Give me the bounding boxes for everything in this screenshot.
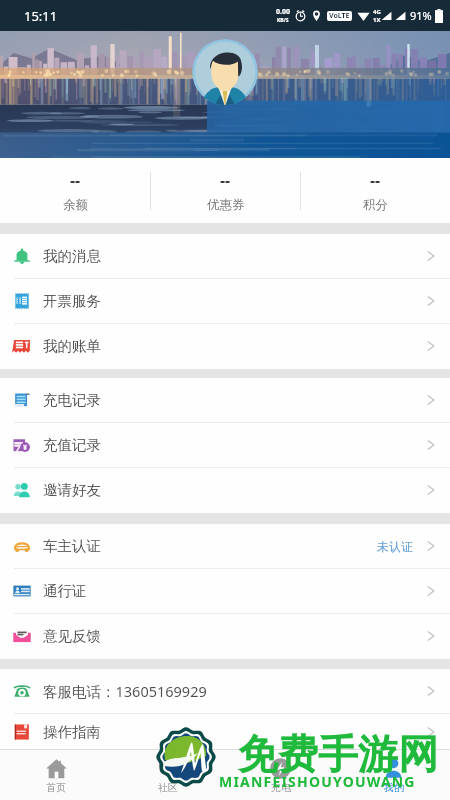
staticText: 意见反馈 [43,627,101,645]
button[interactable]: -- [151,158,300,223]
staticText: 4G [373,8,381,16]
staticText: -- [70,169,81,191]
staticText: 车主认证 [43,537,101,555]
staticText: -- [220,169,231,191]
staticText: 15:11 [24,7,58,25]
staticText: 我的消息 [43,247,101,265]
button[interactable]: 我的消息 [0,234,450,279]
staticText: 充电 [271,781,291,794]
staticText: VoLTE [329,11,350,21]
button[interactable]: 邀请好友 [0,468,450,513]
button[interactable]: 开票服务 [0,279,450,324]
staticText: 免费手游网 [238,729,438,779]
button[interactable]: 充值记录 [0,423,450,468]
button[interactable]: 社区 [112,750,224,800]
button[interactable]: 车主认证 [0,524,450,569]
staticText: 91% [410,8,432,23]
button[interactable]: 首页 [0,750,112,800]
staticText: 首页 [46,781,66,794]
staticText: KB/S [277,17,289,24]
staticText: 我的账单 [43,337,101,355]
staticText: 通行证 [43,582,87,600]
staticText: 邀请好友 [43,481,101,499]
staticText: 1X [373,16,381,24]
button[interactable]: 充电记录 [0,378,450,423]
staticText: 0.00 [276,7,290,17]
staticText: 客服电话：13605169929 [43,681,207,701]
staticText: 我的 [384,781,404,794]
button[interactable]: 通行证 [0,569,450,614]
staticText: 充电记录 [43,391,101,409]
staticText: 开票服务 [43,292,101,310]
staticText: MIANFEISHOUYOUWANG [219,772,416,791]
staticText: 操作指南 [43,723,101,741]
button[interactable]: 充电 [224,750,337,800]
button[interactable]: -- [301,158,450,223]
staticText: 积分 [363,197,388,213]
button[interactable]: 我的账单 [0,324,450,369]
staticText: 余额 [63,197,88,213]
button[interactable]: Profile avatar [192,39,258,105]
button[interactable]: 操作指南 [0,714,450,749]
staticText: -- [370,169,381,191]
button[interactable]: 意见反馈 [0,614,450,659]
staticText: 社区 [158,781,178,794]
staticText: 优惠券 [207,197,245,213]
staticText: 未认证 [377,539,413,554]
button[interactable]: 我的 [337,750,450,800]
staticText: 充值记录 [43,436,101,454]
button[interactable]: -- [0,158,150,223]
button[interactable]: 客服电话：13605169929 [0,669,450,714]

---

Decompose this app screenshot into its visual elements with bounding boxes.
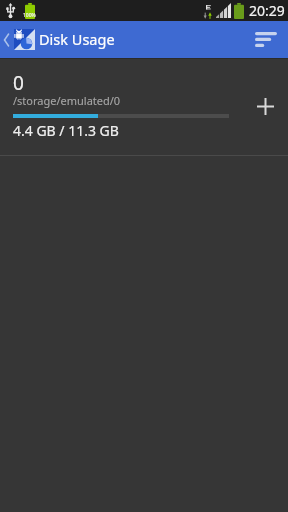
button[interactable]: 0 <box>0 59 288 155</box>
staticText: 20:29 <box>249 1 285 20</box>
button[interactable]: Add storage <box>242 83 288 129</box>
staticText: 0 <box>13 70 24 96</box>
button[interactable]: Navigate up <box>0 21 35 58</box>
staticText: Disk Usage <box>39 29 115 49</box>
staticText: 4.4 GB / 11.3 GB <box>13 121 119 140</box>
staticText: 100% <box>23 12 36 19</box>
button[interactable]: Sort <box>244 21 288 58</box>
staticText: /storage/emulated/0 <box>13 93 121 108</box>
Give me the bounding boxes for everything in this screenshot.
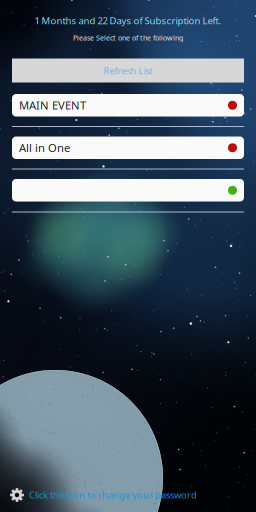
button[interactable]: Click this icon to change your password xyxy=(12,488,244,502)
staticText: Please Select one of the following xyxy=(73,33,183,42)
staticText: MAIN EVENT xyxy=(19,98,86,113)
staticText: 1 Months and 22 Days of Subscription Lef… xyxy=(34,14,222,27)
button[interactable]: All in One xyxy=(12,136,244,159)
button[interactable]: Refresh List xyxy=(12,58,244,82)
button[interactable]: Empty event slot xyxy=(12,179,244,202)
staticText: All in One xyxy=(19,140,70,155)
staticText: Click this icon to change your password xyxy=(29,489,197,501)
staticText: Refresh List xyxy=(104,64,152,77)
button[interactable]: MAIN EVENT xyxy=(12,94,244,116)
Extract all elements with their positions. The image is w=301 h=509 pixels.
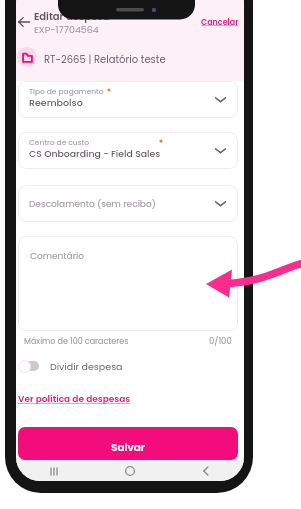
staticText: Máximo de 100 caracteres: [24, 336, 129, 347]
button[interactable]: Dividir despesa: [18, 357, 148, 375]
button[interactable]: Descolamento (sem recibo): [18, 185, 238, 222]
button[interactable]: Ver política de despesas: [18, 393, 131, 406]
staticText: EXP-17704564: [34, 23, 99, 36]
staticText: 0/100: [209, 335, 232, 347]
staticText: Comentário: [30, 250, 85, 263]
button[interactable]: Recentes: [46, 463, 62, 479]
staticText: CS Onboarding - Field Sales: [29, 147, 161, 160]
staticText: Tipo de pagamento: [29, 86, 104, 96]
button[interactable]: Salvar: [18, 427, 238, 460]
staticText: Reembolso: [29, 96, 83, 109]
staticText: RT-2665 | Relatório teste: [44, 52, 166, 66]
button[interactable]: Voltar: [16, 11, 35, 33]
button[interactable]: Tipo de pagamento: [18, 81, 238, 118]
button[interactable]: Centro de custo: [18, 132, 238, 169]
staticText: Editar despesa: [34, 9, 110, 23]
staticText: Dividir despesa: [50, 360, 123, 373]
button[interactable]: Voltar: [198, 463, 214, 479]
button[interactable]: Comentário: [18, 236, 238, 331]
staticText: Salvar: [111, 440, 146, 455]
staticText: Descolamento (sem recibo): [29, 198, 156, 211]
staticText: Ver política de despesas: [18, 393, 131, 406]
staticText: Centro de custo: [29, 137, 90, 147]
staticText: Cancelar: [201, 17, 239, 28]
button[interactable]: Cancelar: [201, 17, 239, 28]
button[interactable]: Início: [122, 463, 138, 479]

Short exercise: Rewrite the lines above as a numbered list, from the line containing "button[interactable]: 0 <box>0" up to and including the line containing "staticText: Disk Usage", leaving out any blank lines.

Final answer:
1. button[interactable]: 0 <box>0 59 288 155</box>
2. staticText: 20:29 <box>249 1 285 20</box>
3. button[interactable]: Add storage <box>242 83 288 129</box>
4. staticText: 0 <box>13 70 24 96</box>
5. button[interactable]: Navigate up <box>0 21 35 58</box>
6. staticText: Disk Usage <box>39 29 115 49</box>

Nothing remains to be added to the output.